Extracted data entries
________________________

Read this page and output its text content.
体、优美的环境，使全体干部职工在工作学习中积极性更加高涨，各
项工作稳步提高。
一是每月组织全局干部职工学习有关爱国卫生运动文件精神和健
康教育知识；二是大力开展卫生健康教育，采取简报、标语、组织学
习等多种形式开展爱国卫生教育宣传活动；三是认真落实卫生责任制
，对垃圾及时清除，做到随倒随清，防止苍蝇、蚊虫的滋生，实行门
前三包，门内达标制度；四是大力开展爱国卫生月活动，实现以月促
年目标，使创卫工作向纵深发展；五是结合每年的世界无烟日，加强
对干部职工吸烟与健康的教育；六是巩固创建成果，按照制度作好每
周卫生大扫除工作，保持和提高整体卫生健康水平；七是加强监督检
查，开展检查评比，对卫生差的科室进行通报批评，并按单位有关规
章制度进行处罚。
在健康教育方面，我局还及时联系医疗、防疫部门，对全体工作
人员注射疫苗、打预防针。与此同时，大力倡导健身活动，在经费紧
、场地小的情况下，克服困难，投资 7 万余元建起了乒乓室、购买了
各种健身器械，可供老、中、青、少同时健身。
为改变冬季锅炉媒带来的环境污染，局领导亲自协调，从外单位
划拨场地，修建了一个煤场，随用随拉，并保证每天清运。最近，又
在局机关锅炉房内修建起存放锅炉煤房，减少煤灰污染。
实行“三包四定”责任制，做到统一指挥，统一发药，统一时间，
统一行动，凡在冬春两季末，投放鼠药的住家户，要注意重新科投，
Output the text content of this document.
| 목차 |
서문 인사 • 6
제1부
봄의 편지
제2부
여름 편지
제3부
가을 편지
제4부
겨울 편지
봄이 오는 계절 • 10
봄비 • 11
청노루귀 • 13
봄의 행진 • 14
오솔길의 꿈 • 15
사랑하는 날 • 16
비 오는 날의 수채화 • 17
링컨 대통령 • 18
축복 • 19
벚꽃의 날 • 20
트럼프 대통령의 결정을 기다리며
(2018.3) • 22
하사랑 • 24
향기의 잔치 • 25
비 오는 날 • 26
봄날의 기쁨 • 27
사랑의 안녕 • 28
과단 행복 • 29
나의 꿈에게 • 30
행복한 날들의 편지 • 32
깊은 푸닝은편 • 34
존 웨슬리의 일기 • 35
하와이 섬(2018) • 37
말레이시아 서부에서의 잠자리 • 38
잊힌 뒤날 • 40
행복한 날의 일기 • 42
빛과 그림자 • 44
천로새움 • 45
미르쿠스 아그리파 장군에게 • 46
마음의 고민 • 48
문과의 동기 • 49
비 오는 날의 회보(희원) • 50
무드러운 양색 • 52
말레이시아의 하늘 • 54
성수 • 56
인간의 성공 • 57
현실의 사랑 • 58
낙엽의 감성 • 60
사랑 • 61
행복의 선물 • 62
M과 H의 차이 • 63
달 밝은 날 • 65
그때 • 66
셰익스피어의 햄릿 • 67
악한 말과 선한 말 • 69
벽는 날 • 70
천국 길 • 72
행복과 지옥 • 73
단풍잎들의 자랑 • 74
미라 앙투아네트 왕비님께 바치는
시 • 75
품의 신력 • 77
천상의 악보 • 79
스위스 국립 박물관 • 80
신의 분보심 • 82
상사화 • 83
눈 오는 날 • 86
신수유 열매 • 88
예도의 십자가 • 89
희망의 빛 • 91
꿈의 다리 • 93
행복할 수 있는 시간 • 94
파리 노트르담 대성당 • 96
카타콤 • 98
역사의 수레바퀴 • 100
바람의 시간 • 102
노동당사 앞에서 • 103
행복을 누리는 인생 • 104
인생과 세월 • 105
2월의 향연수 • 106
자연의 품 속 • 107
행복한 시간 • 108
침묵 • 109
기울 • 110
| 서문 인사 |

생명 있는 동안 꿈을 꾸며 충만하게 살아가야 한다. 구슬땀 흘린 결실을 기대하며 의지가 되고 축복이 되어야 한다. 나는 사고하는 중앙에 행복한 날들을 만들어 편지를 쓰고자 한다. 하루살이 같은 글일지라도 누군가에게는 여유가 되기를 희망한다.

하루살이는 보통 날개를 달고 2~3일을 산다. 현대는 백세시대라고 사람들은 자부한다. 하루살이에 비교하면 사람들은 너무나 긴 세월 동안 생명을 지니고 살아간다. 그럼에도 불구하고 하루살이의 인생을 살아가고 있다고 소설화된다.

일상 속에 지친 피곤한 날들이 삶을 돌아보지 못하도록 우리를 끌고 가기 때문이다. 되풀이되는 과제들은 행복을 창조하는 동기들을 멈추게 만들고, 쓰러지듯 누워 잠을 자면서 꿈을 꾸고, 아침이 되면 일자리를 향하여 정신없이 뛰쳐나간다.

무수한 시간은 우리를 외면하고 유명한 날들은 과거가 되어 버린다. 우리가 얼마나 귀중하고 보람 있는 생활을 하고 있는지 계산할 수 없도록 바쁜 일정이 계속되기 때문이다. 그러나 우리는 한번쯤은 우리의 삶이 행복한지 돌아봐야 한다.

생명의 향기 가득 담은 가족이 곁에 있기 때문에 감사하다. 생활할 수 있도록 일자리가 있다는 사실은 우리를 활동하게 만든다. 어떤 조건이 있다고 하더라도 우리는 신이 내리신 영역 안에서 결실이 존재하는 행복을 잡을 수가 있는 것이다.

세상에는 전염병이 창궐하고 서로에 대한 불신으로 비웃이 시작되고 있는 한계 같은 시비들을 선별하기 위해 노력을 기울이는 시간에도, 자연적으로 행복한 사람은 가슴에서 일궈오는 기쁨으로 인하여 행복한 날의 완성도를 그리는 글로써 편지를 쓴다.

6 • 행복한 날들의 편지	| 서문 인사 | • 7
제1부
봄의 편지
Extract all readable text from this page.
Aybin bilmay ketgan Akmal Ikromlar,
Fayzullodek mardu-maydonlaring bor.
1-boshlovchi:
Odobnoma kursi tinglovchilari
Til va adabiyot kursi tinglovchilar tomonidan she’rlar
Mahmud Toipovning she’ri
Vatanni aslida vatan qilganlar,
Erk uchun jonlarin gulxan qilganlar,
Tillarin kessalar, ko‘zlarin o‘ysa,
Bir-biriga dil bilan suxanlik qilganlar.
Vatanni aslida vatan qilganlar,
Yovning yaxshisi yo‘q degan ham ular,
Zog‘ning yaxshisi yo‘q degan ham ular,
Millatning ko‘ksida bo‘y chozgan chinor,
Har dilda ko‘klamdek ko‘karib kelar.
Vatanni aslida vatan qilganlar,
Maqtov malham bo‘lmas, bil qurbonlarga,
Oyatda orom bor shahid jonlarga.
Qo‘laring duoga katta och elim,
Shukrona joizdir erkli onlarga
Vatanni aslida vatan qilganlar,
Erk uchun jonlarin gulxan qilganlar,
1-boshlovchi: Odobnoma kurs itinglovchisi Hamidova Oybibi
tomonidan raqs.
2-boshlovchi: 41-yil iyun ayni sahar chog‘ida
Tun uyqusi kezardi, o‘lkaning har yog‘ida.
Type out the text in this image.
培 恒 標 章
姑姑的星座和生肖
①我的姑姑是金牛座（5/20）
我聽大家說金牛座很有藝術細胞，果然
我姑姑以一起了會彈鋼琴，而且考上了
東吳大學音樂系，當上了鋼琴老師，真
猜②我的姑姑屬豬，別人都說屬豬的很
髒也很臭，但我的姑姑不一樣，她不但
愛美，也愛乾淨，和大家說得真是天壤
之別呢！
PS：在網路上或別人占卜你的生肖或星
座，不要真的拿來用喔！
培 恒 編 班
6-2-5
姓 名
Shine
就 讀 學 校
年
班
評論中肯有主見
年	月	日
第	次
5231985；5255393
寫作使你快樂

________________________

▶ _JOB_: From the preceding material, extract every line exactly.

▶ _EXERCISE SOLUTION_:
Read this page and output its text content.
体、优美的环境，使全体干部职工在工作学习中积极性更加高涨，各
项工作稳步提高。
一是每月组织全局干部职工学习有关爱国卫生运动文件精神和健
康教育知识；二是大力开展卫生健康教育，采取简报、标语、组织学
习等多种形式开展爱国卫生教育宣传活动；三是认真落实卫生责任制
，对垃圾及时清除，做到随倒随清，防止苍蝇、蚊虫的滋生，实行门
前三包，门内达标制度；四是大力开展爱国卫生月活动，实现以月促
年目标，使创卫工作向纵深发展；五是结合每年的世界无烟日，加强
对干部职工吸烟与健康的教育；六是巩固创建成果，按照制度作好每
周卫生大扫除工作，保持和提高整体卫生健康水平；七是加强监督检
查，开展检查评比，对卫生差的科室进行通报批评，并按单位有关规
章制度进行处罚。
在健康教育方面，我局还及时联系医疗、防疫部门，对全体工作
人员注射疫苗、打预防针。与此同时，大力倡导健身活动，在经费紧
、场地小的情况下，克服困难，投资 7 万余元建起了乒乓室、购买了
各种健身器械，可供老、中、青、少同时健身。
为改变冬季锅炉媒带来的环境污染，局领导亲自协调，从外单位
划拨场地，修建了一个煤场，随用随拉，并保证每天清运。最近，又
在局机关锅炉房内修建起存放锅炉煤房，减少煤灰污染。
实行“三包四定”责任制，做到统一指挥，统一发药，统一时间，
统一行动，凡在冬春两季末，投放鼠药的住家户，要注意重新科投，
Output the text content of this document.
| 목차 |
서문 인사 • 6
제1부
봄의 편지
제2부
여름 편지
제3부
가을 편지
제4부
겨울 편지
봄이 오는 계절 • 10
봄비 • 11
청노루귀 • 13
봄의 행진 • 14
오솔길의 꿈 • 15
사랑하는 날 • 16
비 오는 날의 수채화 • 17
링컨 대통령 • 18
축복 • 19
벚꽃의 날 • 20
트럼프 대통령의 결정을 기다리며
(2018.3) • 22
하사랑 • 24
향기의 잔치 • 25
비 오는 날 • 26
봄날의 기쁨 • 27
사랑의 안녕 • 28
과단 행복 • 29
나의 꿈에게 • 30
행복한 날들의 편지 • 32
깊은 푸닝은편 • 34
존 웨슬리의 일기 • 35
하와이 섬(2018) • 37
말레이시아 서부에서의 잠자리 • 38
잊힌 뒤날 • 40
행복한 날의 일기 • 42
빛과 그림자 • 44
천로새움 • 45
미르쿠스 아그리파 장군에게 • 46
마음의 고민 • 48
문과의 동기 • 49
비 오는 날의 회보(희원) • 50
무드러운 양색 • 52
말레이시아의 하늘 • 54
성수 • 56
인간의 성공 • 57
현실의 사랑 • 58
낙엽의 감성 • 60
사랑 • 61
행복의 선물 • 62
M과 H의 차이 • 63
달 밝은 날 • 65
그때 • 66
셰익스피어의 햄릿 • 67
악한 말과 선한 말 • 69
벽는 날 • 70
천국 길 • 72
행복과 지옥 • 73
단풍잎들의 자랑 • 74
미라 앙투아네트 왕비님께 바치는
시 • 75
품의 신력 • 77
천상의 악보 • 79
스위스 국립 박물관 • 80
신의 분보심 • 82
상사화 • 83
눈 오는 날 • 86
신수유 열매 • 88
예도의 십자가 • 89
희망의 빛 • 91
꿈의 다리 • 93
행복할 수 있는 시간 • 94
파리 노트르담 대성당 • 96
카타콤 • 98
역사의 수레바퀴 • 100
바람의 시간 • 102
노동당사 앞에서 • 103
행복을 누리는 인생 • 104
인생과 세월 • 105
2월의 향연수 • 106
자연의 품 속 • 107
행복한 시간 • 108
침묵 • 109
기울 • 110
| 서문 인사 |

생명 있는 동안 꿈을 꾸며 충만하게 살아가야 한다. 구슬땀 흘린 결실을 기대하며 의지가 되고 축복이 되어야 한다. 나는 사고하는 중앙에 행복한 날들을 만들어 편지를 쓰고자 한다. 하루살이 같은 글일지라도 누군가에게는 여유가 되기를 희망한다.

하루살이는 보통 날개를 달고 2~3일을 산다. 현대는 백세시대라고 사람들은 자부한다. 하루살이에 비교하면 사람들은 너무나 긴 세월 동안 생명을 지니고 살아간다. 그럼에도 불구하고 하루살이의 인생을 살아가고 있다고 소설화된다.

일상 속에 지친 피곤한 날들이 삶을 돌아보지 못하도록 우리를 끌고 가기 때문이다. 되풀이되는 과제들은 행복을 창조하는 동기들을 멈추게 만들고, 쓰러지듯 누워 잠을 자면서 꿈을 꾸고, 아침이 되면 일자리를 향하여 정신없이 뛰쳐나간다.

무수한 시간은 우리를 외면하고 유명한 날들은 과거가 되어 버린다. 우리가 얼마나 귀중하고 보람 있는 생활을 하고 있는지 계산할 수 없도록 바쁜 일정이 계속되기 때문이다. 그러나 우리는 한번쯤은 우리의 삶이 행복한지 돌아봐야 한다.

생명의 향기 가득 담은 가족이 곁에 있기 때문에 감사하다. 생활할 수 있도록 일자리가 있다는 사실은 우리를 활동하게 만든다. 어떤 조건이 있다고 하더라도 우리는 신이 내리신 영역 안에서 결실이 존재하는 행복을 잡을 수가 있는 것이다.

세상에는 전염병이 창궐하고 서로에 대한 불신으로 비웃이 시작되고 있는 한계 같은 시비들을 선별하기 위해 노력을 기울이는 시간에도, 자연적으로 행복한 사람은 가슴에서 일궈오는 기쁨으로 인하여 행복한 날의 완성도를 그리는 글로써 편지를 쓴다.

6 • 행복한 날들의 편지	| 서문 인사 | • 7
제1부
봄의 편지
Extract all readable text from this page.
Aybin bilmay ketgan Akmal Ikromlar,
Fayzullodek mardu-maydonlaring bor.
1-boshlovchi:
Odobnoma kursi tinglovchilari
Til va adabiyot kursi tinglovchilar tomonidan she’rlar
Mahmud Toipovning she’ri
Vatanni aslida vatan qilganlar,
Erk uchun jonlarin gulxan qilganlar,
Tillarin kessalar, ko‘zlarin o‘ysa,
Bir-biriga dil bilan suxanlik qilganlar.
Vatanni aslida vatan qilganlar,
Yovning yaxshisi yo‘q degan ham ular,
Zog‘ning yaxshisi yo‘q degan ham ular,
Millatning ko‘ksida bo‘y chozgan chinor,
Har dilda ko‘klamdek ko‘karib kelar.
Vatanni aslida vatan qilganlar,
Maqtov malham bo‘lmas, bil qurbonlarga,
Oyatda orom bor shahid jonlarga.
Qo‘laring duoga katta och elim,
Shukrona joizdir erkli onlarga
Vatanni aslida vatan qilganlar,
Erk uchun jonlarin gulxan qilganlar,
1-boshlovchi: Odobnoma kurs itinglovchisi Hamidova Oybibi
tomonidan raqs.
2-boshlovchi: 41-yil iyun ayni sahar chog‘ida
Tun uyqusi kezardi, o‘lkaning har yog‘ida.
Type out the text in this image.
培 恒 標 章
姑姑的星座和生肖
①我的姑姑是金牛座（5/20）
我聽大家說金牛座很有藝術細胞，果然
我姑姑以一起了會彈鋼琴，而且考上了
東吳大學音樂系，當上了鋼琴老師，真
猜②我的姑姑屬豬，別人都說屬豬的很
髒也很臭，但我的姑姑不一樣，她不但
愛美，也愛乾淨，和大家說得真是天壤
之別呢！
PS：在網路上或別人占卜你的生肖或星
座，不要真的拿來用喔！
培 恒 編 班
6-2-5
姓 名
Shine
就 讀 學 校
年
班
評論中肯有主見
年	月	日
第	次
5231985；5255393
寫作使你快樂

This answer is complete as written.